### GIVEN PROBLEM
Select from the records below every line that has the word "spending" in it.

### EXTRACTED RECORDS

▶

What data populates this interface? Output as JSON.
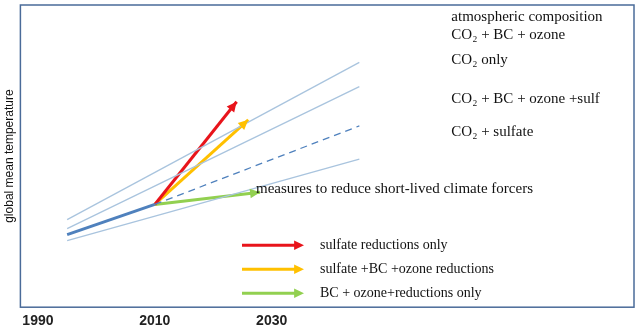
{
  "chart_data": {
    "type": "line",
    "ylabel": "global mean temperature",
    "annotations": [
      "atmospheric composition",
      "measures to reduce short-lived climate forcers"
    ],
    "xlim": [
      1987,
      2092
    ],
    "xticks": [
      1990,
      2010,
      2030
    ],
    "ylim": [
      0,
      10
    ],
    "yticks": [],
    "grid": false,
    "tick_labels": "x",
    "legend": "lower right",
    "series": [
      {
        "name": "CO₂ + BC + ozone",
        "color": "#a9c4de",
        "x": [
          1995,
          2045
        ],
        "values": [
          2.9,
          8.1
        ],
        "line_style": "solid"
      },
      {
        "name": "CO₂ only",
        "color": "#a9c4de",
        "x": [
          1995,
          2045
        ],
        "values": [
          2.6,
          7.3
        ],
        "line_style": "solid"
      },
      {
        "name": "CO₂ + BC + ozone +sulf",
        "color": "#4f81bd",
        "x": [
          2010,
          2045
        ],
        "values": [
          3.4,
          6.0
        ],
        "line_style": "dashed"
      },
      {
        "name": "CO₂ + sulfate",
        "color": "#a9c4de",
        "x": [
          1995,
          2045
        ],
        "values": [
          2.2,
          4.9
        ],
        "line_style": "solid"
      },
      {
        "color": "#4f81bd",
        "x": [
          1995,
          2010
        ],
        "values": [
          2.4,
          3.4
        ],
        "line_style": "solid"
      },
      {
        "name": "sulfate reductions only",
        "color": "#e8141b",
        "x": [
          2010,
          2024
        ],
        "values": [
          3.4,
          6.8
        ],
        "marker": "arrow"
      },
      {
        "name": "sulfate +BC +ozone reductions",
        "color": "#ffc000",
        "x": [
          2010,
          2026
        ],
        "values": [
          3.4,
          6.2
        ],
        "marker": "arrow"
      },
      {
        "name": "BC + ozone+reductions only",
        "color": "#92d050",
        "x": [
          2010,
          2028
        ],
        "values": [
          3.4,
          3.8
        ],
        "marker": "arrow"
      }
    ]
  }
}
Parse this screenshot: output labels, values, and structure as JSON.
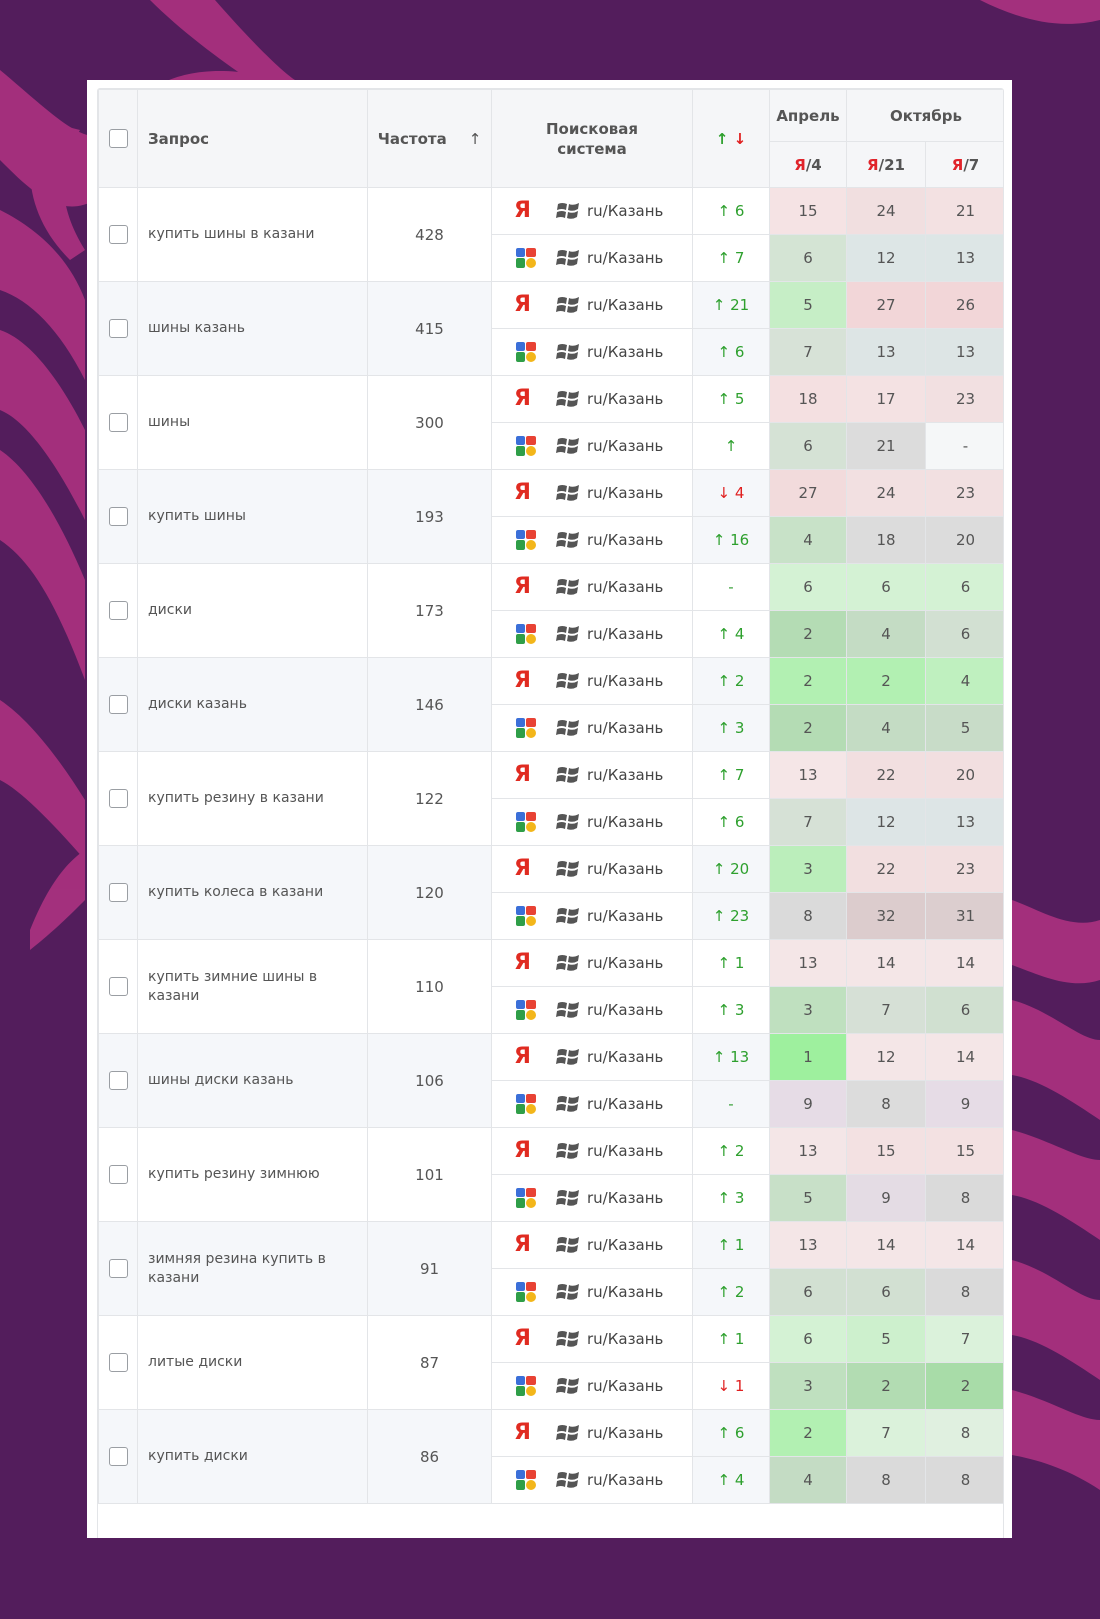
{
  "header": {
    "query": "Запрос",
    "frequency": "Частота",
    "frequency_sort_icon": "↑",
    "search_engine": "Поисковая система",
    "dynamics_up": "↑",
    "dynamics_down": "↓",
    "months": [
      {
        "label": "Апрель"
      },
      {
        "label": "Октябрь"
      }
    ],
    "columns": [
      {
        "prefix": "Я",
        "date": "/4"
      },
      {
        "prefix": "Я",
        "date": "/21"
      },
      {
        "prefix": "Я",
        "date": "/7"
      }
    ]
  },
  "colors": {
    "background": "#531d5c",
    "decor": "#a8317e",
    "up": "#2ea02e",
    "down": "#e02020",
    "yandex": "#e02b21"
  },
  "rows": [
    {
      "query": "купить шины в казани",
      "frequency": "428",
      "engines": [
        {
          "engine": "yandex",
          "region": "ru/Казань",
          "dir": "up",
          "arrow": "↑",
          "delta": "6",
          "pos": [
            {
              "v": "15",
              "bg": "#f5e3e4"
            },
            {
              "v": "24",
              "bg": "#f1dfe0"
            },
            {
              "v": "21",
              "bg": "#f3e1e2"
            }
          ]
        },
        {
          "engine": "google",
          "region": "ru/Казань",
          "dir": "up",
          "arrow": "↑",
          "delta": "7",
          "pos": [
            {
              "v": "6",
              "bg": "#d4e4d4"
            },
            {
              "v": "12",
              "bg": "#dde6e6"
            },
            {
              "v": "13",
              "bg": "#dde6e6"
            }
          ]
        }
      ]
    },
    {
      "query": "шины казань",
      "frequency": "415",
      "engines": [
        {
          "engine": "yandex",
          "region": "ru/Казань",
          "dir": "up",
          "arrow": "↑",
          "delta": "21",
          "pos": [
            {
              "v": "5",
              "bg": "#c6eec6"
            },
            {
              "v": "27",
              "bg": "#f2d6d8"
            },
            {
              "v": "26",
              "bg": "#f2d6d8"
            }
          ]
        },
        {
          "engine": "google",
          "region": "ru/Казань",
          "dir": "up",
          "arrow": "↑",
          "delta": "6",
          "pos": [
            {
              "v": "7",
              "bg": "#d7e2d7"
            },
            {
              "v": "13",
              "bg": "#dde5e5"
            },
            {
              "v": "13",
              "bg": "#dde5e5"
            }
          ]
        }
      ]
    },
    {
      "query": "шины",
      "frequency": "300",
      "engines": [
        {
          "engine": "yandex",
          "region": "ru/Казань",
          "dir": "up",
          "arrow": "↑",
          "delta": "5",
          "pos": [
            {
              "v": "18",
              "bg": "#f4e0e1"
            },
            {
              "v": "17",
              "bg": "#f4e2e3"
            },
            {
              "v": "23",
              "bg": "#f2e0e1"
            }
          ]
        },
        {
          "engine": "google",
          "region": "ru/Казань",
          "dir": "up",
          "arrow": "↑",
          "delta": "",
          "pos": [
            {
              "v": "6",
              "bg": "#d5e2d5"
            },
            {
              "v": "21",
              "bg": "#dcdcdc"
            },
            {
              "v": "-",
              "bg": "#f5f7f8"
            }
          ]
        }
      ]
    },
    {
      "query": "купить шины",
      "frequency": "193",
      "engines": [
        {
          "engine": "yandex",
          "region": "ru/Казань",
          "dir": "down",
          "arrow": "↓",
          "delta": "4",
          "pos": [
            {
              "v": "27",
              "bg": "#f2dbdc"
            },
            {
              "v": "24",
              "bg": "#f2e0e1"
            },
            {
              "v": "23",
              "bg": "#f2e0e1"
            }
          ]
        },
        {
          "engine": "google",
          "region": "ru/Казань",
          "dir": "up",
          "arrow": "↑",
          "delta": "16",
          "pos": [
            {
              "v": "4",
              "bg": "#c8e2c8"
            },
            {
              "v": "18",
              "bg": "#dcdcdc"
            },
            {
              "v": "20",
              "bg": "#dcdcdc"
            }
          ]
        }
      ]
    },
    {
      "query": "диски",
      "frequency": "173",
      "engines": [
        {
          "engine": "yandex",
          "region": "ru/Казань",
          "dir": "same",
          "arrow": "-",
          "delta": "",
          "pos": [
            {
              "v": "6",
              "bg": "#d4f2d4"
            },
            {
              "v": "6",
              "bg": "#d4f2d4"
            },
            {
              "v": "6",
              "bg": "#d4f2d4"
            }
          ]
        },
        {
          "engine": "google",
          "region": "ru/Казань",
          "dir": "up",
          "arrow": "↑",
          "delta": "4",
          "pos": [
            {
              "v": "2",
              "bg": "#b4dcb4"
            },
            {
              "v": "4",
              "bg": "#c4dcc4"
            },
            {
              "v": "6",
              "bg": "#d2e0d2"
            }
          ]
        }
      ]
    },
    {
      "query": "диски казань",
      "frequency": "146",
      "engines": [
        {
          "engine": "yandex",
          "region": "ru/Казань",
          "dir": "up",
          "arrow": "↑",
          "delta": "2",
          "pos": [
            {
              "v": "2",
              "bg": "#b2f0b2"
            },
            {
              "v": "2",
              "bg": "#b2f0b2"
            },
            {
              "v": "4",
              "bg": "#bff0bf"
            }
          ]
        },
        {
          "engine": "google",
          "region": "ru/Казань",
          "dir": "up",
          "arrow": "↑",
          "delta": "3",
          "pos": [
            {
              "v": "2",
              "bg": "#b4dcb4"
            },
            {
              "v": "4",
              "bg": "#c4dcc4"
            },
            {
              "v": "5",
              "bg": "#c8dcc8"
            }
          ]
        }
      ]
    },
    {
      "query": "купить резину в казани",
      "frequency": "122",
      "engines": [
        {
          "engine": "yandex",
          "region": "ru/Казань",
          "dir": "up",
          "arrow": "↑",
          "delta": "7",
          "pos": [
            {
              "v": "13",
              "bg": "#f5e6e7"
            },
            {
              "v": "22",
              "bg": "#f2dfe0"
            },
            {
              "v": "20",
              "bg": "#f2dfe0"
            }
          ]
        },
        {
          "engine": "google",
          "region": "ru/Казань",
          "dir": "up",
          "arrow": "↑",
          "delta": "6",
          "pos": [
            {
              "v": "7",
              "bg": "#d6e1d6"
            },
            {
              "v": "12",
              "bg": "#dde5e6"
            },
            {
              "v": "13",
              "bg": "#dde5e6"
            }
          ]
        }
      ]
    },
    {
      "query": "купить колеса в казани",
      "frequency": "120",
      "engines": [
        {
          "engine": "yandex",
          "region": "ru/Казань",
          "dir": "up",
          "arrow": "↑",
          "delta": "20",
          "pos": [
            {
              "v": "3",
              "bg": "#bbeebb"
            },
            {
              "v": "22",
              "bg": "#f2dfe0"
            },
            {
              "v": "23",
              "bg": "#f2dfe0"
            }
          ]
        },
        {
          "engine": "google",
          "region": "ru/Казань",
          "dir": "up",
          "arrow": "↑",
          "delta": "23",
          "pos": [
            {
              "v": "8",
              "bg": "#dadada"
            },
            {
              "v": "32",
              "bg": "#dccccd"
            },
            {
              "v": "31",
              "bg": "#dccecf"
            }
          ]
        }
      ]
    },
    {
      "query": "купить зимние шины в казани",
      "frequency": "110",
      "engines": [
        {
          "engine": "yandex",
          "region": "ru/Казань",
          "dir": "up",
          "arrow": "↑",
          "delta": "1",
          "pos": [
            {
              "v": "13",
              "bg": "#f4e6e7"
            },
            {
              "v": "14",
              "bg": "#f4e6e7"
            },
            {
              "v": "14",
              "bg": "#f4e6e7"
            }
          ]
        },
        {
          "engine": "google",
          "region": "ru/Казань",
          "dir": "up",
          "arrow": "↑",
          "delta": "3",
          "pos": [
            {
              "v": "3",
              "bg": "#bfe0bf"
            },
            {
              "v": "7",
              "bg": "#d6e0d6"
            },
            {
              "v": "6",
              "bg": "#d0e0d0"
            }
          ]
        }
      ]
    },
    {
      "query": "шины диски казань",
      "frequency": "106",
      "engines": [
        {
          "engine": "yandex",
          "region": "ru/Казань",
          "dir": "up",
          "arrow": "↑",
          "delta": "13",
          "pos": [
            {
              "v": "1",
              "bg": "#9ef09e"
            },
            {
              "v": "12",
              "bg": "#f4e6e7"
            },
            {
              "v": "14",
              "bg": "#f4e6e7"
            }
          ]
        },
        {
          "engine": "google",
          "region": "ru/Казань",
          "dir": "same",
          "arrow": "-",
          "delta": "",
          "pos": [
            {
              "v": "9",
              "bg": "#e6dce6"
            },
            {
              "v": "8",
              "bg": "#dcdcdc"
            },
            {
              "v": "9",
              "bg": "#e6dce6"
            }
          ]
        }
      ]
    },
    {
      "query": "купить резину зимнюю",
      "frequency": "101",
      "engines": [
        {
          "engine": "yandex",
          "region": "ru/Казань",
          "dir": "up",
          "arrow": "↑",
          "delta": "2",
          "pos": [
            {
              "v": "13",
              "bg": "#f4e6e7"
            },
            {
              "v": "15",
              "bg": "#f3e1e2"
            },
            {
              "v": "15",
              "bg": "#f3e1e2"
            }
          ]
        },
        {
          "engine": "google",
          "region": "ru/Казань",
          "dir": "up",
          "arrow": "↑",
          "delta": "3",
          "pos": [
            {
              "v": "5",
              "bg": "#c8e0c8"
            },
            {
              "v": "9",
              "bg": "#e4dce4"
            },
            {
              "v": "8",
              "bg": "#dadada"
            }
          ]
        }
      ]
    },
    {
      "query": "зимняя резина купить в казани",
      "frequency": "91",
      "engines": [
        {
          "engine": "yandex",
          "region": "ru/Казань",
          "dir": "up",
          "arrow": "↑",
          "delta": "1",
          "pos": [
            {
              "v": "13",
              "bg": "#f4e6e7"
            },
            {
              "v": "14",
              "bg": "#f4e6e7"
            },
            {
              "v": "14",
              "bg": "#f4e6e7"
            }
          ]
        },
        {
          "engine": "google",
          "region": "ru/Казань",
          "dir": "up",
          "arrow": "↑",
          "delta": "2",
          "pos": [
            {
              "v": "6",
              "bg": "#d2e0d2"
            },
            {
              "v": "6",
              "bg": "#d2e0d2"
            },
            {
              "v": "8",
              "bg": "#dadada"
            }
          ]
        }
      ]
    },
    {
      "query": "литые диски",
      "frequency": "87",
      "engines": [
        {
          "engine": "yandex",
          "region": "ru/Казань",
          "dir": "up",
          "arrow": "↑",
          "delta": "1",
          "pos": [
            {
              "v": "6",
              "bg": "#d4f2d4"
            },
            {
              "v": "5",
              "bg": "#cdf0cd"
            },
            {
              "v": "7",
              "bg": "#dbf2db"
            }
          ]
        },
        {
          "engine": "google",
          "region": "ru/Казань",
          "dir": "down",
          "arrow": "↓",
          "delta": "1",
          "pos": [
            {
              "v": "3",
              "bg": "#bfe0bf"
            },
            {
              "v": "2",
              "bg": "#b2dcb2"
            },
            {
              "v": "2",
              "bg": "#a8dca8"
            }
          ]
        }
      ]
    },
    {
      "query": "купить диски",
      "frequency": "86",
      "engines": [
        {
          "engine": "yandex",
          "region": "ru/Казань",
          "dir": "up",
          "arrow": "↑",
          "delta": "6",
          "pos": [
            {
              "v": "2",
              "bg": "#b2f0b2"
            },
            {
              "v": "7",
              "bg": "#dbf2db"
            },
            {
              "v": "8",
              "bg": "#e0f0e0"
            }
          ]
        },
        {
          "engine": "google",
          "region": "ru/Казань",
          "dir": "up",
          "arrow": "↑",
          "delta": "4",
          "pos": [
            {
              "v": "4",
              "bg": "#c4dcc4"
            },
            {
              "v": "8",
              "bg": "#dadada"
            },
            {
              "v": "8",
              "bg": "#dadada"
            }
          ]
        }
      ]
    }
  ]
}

◀
▶

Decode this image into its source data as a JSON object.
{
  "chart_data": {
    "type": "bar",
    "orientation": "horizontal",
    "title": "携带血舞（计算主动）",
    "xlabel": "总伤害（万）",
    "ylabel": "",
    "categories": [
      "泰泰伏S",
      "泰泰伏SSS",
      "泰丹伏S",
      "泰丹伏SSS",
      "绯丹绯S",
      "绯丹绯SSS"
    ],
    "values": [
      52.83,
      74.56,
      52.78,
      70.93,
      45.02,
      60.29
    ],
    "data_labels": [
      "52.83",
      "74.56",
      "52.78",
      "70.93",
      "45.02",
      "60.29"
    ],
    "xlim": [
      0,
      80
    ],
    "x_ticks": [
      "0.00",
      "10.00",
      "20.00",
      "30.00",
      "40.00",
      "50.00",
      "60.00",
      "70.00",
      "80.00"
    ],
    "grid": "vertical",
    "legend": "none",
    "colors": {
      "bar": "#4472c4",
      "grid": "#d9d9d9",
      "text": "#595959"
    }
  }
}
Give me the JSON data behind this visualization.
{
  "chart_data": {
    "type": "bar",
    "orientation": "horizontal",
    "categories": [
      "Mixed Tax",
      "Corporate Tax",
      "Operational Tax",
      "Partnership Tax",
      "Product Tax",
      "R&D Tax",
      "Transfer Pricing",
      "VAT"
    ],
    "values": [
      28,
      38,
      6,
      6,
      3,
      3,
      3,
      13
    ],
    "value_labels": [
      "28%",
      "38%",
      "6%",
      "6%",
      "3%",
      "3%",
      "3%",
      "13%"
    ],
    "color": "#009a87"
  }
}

◀
▶

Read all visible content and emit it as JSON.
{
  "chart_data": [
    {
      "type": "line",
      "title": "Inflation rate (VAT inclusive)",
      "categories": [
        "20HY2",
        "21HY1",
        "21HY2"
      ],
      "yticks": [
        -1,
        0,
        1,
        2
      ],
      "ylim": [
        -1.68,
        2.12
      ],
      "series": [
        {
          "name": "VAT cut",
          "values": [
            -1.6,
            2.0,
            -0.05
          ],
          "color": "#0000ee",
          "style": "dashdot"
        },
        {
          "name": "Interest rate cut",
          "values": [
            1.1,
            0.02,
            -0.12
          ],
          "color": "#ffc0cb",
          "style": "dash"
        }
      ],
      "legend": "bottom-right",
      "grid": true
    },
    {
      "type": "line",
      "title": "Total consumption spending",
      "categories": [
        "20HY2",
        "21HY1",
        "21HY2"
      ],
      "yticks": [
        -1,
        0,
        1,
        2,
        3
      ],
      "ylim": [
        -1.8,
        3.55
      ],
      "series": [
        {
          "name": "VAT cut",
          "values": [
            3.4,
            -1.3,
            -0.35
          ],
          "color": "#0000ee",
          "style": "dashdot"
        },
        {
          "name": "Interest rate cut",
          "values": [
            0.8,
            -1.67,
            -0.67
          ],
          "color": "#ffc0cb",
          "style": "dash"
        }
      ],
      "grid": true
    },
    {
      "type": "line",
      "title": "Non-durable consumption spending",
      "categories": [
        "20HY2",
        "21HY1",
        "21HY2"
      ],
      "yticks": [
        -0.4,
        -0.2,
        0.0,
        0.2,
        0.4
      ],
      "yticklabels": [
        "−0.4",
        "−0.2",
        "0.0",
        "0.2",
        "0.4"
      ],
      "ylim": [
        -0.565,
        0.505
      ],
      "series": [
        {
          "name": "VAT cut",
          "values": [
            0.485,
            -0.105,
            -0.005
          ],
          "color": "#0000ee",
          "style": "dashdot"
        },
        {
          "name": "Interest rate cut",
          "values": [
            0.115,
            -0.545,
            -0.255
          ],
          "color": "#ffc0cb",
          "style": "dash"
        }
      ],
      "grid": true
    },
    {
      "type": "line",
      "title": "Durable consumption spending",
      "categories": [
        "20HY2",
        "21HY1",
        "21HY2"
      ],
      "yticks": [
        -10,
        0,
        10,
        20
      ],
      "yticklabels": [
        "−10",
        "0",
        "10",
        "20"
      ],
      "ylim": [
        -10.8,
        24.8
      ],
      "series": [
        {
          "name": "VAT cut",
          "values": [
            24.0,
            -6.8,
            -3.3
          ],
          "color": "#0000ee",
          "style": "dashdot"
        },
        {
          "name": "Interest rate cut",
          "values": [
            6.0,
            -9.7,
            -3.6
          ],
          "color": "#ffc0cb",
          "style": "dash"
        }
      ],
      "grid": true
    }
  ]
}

◀

### SOLUTION
      "title": "Total consumption spending",
      "title": "Non-durable consumption spending",
      "title": "Durable consumption spending",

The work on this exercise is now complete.